EXERCISE GOAL:
All lines in the data bearing the string "plain" should be identified and copied.

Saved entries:
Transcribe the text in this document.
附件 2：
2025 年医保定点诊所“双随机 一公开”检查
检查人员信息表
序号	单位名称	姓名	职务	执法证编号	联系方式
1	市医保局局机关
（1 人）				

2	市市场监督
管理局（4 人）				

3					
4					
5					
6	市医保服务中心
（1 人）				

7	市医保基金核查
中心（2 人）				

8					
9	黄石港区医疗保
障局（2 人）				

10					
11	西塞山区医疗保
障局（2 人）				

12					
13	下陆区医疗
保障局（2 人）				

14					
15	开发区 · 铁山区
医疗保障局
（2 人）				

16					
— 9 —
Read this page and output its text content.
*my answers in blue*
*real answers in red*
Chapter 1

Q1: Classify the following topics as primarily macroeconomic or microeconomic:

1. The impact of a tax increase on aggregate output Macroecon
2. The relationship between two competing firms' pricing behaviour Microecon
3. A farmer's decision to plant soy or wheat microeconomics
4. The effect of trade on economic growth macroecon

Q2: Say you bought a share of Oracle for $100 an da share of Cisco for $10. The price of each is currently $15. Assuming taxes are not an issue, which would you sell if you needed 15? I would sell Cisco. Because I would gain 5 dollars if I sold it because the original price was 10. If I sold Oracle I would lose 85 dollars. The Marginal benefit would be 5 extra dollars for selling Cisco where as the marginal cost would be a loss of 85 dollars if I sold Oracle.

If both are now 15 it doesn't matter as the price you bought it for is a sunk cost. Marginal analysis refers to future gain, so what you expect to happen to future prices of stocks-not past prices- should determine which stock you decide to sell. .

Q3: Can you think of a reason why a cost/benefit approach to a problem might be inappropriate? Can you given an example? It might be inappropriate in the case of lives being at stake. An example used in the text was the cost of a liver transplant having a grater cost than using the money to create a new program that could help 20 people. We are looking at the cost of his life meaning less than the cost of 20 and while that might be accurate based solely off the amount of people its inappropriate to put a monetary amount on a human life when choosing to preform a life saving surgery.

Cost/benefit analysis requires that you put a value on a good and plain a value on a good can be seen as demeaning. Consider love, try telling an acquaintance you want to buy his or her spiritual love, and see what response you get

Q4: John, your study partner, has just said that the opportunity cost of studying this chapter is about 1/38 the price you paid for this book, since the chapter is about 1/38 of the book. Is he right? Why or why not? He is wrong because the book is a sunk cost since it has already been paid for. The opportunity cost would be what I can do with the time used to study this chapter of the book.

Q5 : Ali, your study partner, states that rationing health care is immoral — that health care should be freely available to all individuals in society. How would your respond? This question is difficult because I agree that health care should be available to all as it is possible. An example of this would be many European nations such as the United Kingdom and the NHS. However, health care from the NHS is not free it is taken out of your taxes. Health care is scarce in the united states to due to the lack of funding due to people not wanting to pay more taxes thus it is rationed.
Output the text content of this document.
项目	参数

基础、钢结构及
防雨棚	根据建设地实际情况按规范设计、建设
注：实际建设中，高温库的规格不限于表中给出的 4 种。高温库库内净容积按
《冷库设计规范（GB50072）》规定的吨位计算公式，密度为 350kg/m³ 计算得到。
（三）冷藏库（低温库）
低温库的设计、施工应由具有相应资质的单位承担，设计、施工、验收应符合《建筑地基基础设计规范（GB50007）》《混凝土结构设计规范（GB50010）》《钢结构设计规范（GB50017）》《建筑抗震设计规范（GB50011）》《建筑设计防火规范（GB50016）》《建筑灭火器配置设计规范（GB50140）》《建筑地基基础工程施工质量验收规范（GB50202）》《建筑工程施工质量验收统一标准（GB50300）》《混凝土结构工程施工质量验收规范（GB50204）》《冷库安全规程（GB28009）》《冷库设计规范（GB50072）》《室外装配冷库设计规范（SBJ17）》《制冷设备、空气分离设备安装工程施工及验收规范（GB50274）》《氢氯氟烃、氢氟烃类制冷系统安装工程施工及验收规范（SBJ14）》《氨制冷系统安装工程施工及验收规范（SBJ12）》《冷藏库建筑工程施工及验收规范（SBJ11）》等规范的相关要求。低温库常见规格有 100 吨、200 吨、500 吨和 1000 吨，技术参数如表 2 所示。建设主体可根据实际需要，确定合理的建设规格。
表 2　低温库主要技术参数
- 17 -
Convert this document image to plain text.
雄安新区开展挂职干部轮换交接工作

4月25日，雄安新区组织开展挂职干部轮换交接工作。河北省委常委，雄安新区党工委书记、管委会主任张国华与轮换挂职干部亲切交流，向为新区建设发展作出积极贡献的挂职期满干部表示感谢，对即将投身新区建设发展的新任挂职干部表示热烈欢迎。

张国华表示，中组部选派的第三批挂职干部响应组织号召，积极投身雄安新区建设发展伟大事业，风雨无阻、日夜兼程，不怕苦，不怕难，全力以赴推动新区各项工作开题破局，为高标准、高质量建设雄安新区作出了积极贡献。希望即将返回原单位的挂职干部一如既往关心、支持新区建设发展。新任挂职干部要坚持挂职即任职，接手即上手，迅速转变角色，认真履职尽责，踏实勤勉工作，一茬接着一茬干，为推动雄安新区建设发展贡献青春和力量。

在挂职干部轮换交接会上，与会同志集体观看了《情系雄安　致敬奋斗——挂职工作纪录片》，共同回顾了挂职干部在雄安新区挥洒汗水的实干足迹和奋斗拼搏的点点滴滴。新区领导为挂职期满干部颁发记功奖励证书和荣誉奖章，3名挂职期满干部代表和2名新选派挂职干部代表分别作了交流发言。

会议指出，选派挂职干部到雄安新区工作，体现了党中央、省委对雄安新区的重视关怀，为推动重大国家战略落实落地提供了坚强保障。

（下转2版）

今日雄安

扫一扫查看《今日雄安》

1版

OUTPUT BELOW:
Cost/benefit analysis requires that you put a value on a good and plain a value on a good can be seen as demeaning. Consider love, try telling an acquaintance you want to buy his or her spiritual love, and see what response you get
Convert this document image to plain text.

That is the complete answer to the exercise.